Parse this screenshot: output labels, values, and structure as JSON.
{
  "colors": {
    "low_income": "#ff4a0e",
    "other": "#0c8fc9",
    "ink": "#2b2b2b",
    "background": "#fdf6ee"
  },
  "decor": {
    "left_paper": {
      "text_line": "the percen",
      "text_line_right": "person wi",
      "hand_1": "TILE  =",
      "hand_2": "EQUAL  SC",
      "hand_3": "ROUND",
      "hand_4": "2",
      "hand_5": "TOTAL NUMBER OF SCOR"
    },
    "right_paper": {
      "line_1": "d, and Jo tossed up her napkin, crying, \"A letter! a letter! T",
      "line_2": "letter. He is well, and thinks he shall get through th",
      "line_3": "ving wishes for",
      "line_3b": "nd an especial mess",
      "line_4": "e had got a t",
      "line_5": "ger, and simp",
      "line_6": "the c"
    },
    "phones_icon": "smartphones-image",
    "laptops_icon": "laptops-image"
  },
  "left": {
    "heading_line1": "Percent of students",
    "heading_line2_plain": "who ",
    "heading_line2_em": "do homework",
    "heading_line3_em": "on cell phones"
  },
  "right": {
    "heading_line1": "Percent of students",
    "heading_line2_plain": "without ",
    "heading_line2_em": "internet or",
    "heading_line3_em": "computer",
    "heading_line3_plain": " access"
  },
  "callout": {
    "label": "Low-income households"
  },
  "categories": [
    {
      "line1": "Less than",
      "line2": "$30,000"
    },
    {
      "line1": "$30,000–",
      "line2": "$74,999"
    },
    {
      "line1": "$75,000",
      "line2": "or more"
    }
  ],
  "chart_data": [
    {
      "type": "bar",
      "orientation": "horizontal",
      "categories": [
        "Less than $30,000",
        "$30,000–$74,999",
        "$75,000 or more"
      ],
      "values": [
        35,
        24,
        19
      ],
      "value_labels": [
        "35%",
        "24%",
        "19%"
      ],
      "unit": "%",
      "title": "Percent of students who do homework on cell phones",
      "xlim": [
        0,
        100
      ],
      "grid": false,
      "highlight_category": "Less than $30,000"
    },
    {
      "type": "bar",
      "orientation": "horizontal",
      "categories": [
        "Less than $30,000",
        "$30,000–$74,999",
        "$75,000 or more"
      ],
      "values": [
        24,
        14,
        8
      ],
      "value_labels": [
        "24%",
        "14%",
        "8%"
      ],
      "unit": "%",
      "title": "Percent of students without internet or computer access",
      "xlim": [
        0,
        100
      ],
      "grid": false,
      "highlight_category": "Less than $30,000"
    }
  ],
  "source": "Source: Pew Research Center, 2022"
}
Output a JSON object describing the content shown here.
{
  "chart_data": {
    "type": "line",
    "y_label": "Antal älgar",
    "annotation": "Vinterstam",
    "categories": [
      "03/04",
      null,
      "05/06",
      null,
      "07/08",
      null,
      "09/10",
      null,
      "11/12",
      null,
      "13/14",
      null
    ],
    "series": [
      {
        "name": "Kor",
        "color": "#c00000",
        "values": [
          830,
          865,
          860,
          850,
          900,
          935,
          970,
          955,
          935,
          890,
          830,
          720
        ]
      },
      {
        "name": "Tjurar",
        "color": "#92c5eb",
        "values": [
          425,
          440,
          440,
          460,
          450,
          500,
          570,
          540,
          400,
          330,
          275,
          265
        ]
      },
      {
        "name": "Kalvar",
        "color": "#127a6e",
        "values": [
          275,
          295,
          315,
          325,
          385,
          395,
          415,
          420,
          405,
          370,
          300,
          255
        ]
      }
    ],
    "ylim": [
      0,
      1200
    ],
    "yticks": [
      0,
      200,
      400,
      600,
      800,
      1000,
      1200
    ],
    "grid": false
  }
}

### [Directions for this task]
Report only the number of lines in the records that include the word "computer".

### [Solution for this task]
2